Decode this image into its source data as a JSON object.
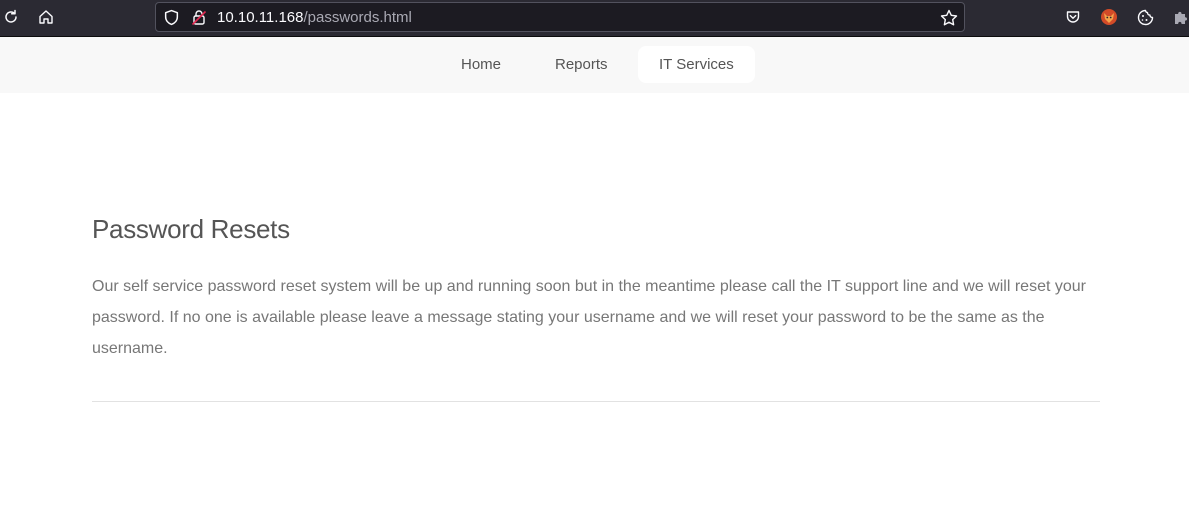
{
  "browser": {
    "url_host": "10.10.11.168",
    "url_path": "/passwords.html",
    "icons": {
      "reload": "reload-icon",
      "home": "home-icon",
      "shield": "tracking-protection-shield-icon",
      "lock": "insecure-lock-icon",
      "bookmark": "star-icon",
      "pocket": "pocket-icon",
      "extension_fox": "foxyproxy-icon",
      "extension_cookie": "cookie-icon",
      "extensions": "puzzle-icon"
    },
    "colors": {
      "toolbar": "#2b2a33",
      "urlbar": "#1c1b22",
      "insecure": "#e22850"
    }
  },
  "nav": {
    "items": [
      {
        "label": "Home",
        "active": false
      },
      {
        "label": "Reports",
        "active": false
      },
      {
        "label": "IT Services",
        "active": true
      }
    ]
  },
  "main": {
    "title": "Password Resets",
    "body": "Our self service password reset system will be up and running soon but in the meantime please call the IT support line and we will reset your password. If no one is available please leave a message stating your username and we will reset your password to be the same as the username."
  }
}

++++++++

→ **Task details**:
Exclude the images, then output the data above word for word.

→ **Task result**:
Decode this image into its source data as a JSON object.
{
  "browser": {
    "url_host": "10.10.11.168",
    "url_path": "/passwords.html",
    "icons": {
      "reload": "reload-icon",
      "home": "home-icon",
      "shield": "tracking-protection-shield-icon",
      "lock": "insecure-lock-icon",
      "bookmark": "star-icon",
      "pocket": "pocket-icon",
      "extension_fox": "foxyproxy-icon",
      "extension_cookie": "cookie-icon",
      "extensions": "puzzle-icon"
    },
    "colors": {
      "toolbar": "#2b2a33",
      "urlbar": "#1c1b22",
      "insecure": "#e22850"
    }
  },
  "nav": {
    "items": [
      {
        "label": "Home",
        "active": false
      },
      {
        "label": "Reports",
        "active": false
      },
      {
        "label": "IT Services",
        "active": true
      }
    ]
  },
  "main": {
    "title": "Password Resets",
    "body": "Our self service password reset system will be up and running soon but in the meantime please call the IT support line and we will reset your password. If no one is available please leave a message stating your username and we will reset your password to be the same as the username."
  }
}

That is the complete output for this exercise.